◆ **Collected data**

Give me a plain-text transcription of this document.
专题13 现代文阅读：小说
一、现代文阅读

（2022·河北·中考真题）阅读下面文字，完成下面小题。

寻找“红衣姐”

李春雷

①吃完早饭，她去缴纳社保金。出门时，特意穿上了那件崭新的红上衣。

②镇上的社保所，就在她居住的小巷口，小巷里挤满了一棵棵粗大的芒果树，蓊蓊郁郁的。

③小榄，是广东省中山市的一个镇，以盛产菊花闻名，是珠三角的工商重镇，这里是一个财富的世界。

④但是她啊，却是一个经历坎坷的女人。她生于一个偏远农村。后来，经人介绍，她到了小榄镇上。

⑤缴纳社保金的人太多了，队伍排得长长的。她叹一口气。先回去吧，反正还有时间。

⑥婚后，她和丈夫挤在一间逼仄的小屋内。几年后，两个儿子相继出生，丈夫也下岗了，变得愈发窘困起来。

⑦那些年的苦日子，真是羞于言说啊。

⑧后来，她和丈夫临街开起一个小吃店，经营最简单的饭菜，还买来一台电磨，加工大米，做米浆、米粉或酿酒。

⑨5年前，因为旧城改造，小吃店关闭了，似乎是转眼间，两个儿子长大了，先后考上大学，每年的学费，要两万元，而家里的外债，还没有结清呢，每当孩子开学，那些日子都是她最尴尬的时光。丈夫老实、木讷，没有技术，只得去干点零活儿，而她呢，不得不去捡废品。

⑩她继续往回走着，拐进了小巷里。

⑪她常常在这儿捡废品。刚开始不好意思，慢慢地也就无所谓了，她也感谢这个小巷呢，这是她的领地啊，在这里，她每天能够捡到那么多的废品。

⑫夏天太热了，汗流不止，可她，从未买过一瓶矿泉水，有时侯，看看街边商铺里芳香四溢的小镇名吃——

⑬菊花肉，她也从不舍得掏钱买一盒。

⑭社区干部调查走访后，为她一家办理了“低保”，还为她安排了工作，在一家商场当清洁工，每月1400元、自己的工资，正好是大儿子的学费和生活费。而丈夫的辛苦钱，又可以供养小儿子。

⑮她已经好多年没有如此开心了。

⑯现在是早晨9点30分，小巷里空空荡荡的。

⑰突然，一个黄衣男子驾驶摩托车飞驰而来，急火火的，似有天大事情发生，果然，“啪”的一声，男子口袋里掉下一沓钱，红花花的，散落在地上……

◆ **Set exercise**
All of the material above needs to be copied exactly.

◆ **Result**
Give me a plain-text transcription of this document.
专题13 现代文阅读：小说
一、现代文阅读

（2022·河北·中考真题）阅读下面文字，完成下面小题。

寻找“红衣姐”

李春雷

①吃完早饭，她去缴纳社保金。出门时，特意穿上了那件崭新的红上衣。

②镇上的社保所，就在她居住的小巷口，小巷里挤满了一棵棵粗大的芒果树，蓊蓊郁郁的。

③小榄，是广东省中山市的一个镇，以盛产菊花闻名，是珠三角的工商重镇，这里是一个财富的世界。

④但是她啊，却是一个经历坎坷的女人。她生于一个偏远农村。后来，经人介绍，她到了小榄镇上。

⑤缴纳社保金的人太多了，队伍排得长长的。她叹一口气。先回去吧，反正还有时间。

⑥婚后，她和丈夫挤在一间逼仄的小屋内。几年后，两个儿子相继出生，丈夫也下岗了，变得愈发窘困起来。

⑦那些年的苦日子，真是羞于言说啊。

⑧后来，她和丈夫临街开起一个小吃店，经营最简单的饭菜，还买来一台电磨，加工大米，做米浆、米粉或酿酒。

⑨5年前，因为旧城改造，小吃店关闭了，似乎是转眼间，两个儿子长大了，先后考上大学，每年的学费，要两万元，而家里的外债，还没有结清呢，每当孩子开学，那些日子都是她最尴尬的时光。丈夫老实、木讷，没有技术，只得去干点零活儿，而她呢，不得不去捡废品。

⑩她继续往回走着，拐进了小巷里。

⑪她常常在这儿捡废品。刚开始不好意思，慢慢地也就无所谓了，她也感谢这个小巷呢，这是她的领地啊，在这里，她每天能够捡到那么多的废品。

⑫夏天太热了，汗流不止，可她，从未买过一瓶矿泉水，有时侯，看看街边商铺里芳香四溢的小镇名吃——

⑬菊花肉，她也从不舍得掏钱买一盒。

⑭社区干部调查走访后，为她一家办理了“低保”，还为她安排了工作，在一家商场当清洁工，每月1400元、自己的工资，正好是大儿子的学费和生活费。而丈夫的辛苦钱，又可以供养小儿子。

⑮她已经好多年没有如此开心了。

⑯现在是早晨9点30分，小巷里空空荡荡的。

⑰突然，一个黄衣男子驾驶摩托车飞驰而来，急火火的，似有天大事情发生，果然，“啪”的一声，男子口袋里掉下一沓钱，红花花的，散落在地上……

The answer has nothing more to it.